- _GIVEN PROBLEM_
Search the listing below for the string "value" and copy every line where it occurs.
'''
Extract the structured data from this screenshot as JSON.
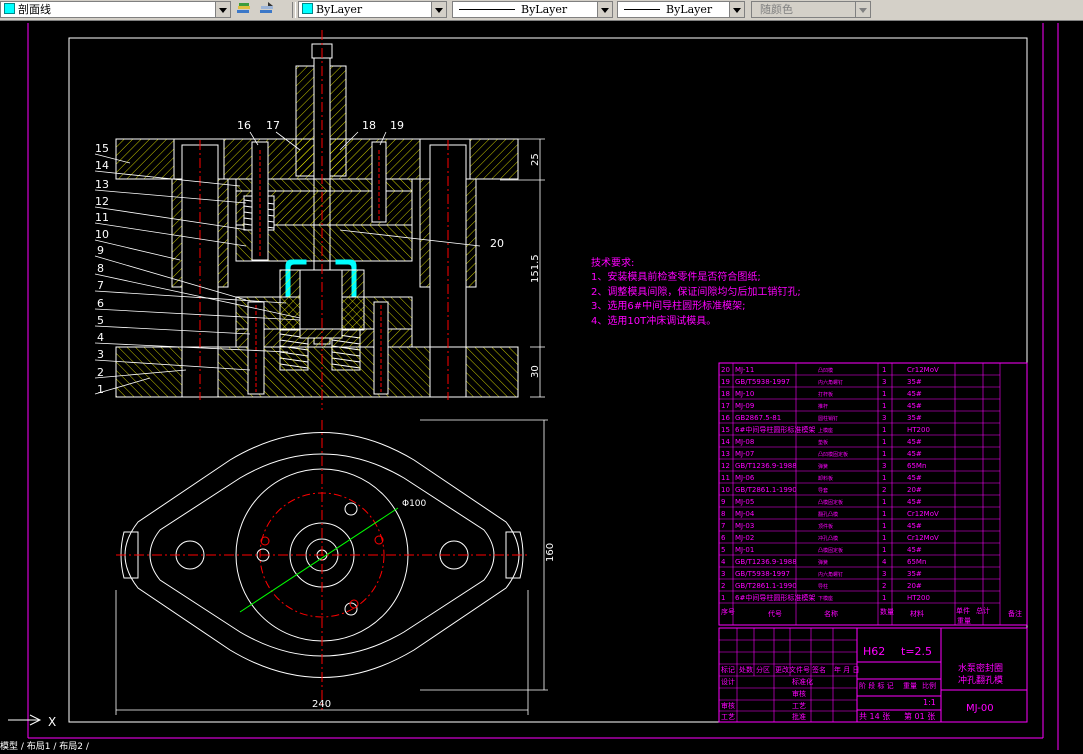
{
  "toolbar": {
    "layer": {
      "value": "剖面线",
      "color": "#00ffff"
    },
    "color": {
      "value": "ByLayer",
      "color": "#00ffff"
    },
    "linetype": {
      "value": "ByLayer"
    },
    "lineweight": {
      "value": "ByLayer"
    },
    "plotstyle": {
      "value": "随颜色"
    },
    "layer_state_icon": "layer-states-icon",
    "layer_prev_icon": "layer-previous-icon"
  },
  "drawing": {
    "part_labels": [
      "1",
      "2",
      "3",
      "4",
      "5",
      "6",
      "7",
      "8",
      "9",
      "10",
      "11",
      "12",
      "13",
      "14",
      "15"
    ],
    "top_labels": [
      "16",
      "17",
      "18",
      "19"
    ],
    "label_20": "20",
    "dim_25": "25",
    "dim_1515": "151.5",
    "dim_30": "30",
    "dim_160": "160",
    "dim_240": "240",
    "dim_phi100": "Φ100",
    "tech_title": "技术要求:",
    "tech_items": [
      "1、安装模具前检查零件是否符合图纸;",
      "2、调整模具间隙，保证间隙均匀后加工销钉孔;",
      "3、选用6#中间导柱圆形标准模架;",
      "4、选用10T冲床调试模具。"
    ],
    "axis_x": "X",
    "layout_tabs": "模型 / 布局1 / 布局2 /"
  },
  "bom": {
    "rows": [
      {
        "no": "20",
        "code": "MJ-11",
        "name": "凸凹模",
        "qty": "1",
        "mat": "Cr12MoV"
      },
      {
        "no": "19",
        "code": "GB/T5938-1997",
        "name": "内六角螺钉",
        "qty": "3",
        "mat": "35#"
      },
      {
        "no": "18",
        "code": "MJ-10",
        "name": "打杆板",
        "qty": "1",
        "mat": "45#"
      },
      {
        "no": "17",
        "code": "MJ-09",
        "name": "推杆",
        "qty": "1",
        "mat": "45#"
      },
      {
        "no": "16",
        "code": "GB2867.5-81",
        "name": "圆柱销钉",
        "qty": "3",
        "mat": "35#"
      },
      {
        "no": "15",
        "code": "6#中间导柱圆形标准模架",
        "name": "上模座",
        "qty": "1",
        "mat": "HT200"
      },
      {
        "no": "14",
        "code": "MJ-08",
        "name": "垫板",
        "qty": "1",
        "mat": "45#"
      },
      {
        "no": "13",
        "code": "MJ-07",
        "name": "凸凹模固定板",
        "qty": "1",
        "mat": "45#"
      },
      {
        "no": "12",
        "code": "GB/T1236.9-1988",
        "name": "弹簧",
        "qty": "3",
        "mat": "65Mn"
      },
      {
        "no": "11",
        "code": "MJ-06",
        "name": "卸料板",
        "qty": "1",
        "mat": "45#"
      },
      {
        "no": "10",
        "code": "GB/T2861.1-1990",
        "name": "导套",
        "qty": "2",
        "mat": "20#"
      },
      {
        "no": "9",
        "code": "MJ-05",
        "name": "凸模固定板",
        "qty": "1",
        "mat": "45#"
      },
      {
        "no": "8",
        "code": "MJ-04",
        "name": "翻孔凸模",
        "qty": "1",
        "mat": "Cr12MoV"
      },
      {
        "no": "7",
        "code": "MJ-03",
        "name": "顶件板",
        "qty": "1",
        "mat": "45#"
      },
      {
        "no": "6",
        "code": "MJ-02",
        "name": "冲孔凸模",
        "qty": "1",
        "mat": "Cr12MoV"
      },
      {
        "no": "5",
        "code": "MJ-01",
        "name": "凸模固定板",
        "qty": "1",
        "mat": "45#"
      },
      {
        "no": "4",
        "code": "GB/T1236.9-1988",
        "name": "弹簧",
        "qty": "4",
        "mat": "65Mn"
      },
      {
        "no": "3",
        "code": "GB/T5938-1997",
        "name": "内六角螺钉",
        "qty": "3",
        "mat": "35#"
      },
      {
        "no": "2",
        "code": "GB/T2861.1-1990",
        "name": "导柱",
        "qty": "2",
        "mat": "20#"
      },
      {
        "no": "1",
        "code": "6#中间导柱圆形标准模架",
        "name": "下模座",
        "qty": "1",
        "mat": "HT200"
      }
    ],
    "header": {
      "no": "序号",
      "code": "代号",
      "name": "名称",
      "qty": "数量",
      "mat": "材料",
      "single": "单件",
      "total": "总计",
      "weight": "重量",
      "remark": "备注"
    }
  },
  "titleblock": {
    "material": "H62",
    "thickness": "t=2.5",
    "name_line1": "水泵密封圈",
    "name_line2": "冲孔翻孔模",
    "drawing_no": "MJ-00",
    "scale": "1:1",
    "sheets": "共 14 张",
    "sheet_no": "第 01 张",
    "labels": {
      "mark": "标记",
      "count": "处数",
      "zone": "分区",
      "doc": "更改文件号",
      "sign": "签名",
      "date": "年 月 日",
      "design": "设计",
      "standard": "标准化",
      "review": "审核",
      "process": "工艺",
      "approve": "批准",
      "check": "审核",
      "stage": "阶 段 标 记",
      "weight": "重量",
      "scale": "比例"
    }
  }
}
'''
- _TASK OUTPUT_
      "value": "剖面线",
      "value": "ByLayer",
      "value": "ByLayer"
      "value": "ByLayer"
      "value": "随颜色"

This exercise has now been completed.